**Provided records**:
——————————
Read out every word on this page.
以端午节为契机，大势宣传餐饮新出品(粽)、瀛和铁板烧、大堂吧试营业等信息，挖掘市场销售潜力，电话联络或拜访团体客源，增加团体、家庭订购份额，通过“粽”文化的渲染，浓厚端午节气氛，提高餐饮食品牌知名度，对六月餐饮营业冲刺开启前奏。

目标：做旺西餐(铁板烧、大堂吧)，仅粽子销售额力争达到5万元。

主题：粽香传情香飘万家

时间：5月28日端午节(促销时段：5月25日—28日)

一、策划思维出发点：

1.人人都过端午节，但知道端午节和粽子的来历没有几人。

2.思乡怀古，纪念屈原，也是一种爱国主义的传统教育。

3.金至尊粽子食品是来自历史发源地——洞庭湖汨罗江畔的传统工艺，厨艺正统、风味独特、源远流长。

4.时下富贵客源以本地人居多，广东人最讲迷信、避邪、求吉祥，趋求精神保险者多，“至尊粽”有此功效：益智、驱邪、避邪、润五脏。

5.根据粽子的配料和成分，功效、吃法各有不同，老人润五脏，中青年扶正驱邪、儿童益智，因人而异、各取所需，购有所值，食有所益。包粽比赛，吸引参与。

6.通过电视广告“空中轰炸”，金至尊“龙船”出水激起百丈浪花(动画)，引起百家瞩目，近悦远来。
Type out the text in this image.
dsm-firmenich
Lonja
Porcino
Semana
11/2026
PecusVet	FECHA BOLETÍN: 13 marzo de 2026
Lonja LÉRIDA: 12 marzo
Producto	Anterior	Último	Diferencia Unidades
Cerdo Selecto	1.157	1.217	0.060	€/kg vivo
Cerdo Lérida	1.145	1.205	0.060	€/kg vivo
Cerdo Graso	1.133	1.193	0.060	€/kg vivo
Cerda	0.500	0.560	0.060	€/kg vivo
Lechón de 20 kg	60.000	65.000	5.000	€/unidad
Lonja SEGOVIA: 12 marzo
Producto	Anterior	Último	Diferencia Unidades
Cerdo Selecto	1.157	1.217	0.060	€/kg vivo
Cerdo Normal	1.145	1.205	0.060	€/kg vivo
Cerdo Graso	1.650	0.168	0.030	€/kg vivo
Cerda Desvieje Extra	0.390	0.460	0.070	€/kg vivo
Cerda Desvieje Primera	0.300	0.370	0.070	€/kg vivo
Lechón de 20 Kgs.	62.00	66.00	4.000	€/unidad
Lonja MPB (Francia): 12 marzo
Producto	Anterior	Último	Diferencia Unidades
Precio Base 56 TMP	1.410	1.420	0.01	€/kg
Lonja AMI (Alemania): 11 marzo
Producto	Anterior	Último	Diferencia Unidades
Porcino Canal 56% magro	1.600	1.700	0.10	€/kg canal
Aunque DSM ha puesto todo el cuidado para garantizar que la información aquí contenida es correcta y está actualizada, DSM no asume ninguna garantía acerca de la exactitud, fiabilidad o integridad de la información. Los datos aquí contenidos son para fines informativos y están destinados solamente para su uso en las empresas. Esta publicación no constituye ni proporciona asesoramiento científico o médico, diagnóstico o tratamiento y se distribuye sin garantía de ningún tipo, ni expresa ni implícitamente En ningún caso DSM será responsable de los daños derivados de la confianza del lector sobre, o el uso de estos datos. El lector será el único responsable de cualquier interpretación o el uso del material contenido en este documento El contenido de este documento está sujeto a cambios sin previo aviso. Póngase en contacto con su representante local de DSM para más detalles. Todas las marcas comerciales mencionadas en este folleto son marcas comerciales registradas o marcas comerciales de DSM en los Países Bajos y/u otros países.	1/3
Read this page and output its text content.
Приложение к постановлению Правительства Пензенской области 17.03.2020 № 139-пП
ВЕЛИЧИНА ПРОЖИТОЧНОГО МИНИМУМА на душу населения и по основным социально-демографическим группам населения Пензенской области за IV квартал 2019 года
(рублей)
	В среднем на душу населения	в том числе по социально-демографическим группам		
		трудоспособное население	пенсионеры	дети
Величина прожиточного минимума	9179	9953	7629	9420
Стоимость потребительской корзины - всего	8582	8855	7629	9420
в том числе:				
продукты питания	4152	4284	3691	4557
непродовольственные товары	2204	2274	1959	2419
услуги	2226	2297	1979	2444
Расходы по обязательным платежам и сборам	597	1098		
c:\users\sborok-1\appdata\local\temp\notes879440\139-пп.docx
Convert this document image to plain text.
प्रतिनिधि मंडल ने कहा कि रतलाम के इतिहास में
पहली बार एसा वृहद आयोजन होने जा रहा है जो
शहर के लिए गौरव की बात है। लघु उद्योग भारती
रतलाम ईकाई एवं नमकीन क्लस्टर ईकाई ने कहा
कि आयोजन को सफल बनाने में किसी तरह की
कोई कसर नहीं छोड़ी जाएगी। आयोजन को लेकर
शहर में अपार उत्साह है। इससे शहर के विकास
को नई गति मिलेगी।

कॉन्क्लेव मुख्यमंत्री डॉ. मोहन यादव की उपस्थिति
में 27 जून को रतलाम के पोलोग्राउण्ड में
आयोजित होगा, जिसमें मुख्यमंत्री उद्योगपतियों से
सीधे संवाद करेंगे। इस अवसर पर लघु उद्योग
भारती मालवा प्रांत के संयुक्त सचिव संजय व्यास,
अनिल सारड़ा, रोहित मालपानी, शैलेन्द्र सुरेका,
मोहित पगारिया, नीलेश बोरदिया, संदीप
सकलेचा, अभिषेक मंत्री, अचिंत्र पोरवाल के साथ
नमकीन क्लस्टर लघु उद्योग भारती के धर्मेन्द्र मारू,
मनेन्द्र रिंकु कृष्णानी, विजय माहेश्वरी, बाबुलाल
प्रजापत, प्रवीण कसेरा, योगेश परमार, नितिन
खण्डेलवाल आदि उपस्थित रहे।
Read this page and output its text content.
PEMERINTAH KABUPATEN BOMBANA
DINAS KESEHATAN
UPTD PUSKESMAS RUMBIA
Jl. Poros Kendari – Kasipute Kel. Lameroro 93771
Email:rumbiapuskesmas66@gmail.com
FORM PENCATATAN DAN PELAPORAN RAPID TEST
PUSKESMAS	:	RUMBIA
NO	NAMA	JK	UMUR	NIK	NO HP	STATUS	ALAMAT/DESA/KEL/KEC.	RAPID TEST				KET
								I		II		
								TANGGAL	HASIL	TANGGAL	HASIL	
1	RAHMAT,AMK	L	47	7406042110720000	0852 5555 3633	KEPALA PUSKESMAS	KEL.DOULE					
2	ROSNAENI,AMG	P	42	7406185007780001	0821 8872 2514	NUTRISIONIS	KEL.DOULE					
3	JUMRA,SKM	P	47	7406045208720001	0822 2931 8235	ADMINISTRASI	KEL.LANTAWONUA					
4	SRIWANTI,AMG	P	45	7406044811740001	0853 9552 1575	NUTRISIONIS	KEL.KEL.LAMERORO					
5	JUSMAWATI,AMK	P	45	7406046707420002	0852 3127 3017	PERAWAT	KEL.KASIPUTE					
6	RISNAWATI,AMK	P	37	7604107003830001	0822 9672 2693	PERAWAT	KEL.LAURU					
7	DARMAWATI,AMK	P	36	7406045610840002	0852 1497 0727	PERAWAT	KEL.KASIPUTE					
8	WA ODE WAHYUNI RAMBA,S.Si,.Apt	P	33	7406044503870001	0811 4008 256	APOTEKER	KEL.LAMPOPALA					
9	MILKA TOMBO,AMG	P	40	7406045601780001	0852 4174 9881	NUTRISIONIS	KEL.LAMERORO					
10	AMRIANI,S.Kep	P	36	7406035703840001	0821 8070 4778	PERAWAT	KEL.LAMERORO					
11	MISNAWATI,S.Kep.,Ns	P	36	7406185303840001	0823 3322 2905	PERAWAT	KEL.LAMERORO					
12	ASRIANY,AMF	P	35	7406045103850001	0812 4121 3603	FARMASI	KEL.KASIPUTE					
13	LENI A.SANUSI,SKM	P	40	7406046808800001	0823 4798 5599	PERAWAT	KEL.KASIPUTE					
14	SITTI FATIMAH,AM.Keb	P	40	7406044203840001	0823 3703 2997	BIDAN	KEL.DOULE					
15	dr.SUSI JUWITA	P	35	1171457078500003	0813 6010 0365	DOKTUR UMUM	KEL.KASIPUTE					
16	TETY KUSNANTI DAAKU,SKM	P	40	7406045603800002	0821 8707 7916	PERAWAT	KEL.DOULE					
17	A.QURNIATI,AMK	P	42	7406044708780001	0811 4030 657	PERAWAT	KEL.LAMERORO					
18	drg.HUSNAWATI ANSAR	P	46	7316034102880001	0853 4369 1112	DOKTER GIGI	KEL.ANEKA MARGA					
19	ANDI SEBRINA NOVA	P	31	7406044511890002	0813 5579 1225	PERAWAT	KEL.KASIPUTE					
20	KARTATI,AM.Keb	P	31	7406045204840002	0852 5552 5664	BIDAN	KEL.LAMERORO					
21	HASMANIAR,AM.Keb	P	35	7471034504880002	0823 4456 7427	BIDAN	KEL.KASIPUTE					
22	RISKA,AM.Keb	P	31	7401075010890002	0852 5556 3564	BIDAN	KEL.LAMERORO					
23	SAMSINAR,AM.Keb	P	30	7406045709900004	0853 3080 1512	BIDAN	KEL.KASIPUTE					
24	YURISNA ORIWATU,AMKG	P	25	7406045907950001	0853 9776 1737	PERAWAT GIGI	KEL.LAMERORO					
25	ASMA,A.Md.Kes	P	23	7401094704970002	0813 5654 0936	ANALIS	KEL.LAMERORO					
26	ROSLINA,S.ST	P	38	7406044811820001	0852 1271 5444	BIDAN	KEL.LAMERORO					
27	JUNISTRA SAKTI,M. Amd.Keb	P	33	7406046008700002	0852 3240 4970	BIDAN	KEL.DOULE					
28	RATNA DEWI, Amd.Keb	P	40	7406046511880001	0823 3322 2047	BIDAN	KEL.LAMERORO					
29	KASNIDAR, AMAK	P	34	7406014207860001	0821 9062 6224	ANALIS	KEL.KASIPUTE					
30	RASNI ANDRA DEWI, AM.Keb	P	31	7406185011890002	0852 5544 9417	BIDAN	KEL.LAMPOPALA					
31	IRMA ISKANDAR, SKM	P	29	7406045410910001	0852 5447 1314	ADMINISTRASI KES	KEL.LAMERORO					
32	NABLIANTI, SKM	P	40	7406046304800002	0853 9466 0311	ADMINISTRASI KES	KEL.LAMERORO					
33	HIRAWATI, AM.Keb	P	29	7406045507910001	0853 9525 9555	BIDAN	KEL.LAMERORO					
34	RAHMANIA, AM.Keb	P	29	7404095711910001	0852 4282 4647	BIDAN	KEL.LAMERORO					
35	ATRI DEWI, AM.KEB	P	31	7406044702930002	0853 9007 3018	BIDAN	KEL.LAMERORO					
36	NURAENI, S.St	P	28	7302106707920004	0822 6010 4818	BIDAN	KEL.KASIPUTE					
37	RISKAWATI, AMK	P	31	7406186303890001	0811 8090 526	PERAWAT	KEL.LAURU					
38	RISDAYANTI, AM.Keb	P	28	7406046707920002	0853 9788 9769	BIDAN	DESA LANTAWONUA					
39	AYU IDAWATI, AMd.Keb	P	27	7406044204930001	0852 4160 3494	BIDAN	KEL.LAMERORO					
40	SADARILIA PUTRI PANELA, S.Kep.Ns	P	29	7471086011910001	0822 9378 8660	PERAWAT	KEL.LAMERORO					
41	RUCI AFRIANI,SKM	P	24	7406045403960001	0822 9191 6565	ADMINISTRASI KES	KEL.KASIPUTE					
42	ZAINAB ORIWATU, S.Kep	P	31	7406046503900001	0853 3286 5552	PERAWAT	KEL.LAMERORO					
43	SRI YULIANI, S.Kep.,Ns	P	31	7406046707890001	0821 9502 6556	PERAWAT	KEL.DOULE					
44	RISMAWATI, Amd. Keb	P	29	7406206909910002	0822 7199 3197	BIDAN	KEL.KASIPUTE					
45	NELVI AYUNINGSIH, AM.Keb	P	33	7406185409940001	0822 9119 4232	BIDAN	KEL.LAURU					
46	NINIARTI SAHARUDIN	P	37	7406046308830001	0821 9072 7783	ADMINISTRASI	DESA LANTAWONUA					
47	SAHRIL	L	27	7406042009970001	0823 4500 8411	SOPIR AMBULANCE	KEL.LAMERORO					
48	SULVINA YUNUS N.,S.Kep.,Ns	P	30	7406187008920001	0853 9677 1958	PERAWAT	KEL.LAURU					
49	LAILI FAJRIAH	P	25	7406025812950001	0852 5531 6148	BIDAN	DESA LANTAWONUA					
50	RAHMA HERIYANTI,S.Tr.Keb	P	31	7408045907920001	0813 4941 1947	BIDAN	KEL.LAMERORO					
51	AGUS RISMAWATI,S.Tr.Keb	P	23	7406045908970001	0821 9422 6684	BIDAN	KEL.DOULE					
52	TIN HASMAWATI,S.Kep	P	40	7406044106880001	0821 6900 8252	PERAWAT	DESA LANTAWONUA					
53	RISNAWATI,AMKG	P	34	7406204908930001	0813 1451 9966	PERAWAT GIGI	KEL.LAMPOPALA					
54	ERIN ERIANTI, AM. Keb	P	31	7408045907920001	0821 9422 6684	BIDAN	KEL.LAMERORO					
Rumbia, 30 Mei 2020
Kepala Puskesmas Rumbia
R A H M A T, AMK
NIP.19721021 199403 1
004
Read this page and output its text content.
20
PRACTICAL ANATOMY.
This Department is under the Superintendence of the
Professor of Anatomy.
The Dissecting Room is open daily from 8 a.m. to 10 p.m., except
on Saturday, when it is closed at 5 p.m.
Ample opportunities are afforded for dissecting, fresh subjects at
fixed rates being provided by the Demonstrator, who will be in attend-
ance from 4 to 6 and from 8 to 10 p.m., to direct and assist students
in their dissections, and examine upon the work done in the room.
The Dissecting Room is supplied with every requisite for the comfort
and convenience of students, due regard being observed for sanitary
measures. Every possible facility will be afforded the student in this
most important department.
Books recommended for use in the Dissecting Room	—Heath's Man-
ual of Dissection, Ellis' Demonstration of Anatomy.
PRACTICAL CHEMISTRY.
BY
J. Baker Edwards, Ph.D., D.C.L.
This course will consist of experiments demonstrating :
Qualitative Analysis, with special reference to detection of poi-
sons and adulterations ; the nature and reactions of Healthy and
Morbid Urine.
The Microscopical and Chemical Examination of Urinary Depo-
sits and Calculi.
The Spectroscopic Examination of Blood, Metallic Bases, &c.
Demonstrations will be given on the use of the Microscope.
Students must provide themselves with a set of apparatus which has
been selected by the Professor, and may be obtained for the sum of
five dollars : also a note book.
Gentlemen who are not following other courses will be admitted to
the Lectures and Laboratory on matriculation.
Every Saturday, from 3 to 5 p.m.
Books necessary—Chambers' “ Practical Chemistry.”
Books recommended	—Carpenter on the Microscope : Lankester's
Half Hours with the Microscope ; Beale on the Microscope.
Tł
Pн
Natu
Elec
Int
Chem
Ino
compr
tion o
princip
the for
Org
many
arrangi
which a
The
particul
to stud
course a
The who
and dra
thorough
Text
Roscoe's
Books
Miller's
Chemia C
——————————
**Brief**: Copy all lines from the material that include "recommended".

**Complete response**:
Books recommended for use in the Dissecting Room	—Heath's Man-
Books recommended	—Carpenter on the Microscope : Lankester's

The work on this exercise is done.